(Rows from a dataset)
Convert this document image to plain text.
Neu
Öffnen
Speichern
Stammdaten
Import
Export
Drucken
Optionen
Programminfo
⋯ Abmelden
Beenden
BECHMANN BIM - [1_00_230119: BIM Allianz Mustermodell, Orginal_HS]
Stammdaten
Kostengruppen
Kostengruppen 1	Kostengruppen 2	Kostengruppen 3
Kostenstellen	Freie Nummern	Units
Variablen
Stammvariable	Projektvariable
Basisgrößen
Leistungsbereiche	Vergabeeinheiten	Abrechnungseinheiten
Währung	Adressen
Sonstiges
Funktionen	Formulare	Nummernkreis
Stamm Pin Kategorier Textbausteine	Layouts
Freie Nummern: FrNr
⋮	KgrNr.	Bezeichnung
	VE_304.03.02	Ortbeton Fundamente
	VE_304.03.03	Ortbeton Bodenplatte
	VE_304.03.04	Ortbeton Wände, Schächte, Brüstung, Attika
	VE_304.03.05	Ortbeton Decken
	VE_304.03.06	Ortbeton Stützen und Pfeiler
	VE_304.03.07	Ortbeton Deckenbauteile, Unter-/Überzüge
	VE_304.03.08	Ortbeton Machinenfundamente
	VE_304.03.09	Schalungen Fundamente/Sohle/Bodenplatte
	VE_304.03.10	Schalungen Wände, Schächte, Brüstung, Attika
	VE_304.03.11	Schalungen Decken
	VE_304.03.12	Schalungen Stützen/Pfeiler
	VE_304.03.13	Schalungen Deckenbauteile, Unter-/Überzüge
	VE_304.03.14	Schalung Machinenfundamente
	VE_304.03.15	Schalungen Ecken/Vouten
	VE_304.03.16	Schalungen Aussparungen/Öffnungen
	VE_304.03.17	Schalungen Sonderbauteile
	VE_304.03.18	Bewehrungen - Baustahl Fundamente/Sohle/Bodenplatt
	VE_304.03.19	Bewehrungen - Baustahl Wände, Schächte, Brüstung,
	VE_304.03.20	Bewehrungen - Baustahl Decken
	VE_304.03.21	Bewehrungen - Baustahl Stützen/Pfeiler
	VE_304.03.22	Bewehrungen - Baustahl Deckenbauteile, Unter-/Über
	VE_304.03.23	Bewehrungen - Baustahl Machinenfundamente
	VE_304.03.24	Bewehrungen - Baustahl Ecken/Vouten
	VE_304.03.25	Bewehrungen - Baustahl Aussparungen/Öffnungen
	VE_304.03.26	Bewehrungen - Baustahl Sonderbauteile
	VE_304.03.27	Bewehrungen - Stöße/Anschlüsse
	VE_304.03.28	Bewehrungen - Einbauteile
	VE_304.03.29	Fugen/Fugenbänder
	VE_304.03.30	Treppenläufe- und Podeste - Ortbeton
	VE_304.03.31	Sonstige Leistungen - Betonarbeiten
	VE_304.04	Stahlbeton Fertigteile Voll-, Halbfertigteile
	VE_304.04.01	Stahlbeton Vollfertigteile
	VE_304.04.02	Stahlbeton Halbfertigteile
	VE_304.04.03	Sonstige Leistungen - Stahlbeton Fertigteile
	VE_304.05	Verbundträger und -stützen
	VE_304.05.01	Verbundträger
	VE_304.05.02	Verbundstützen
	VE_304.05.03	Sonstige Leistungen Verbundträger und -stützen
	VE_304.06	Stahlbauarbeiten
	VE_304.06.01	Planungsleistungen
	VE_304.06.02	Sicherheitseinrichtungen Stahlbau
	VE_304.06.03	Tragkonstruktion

> **AIM OF THE TASK**
Extract all lines of the records above that include "Vouten".

> **SOLUTION FOR THIS EXERCISE**
	VE_304.03.15	Schalungen Ecken/Vouten
	VE_304.03.24	Bewehrungen - Baustahl Ecken/Vouten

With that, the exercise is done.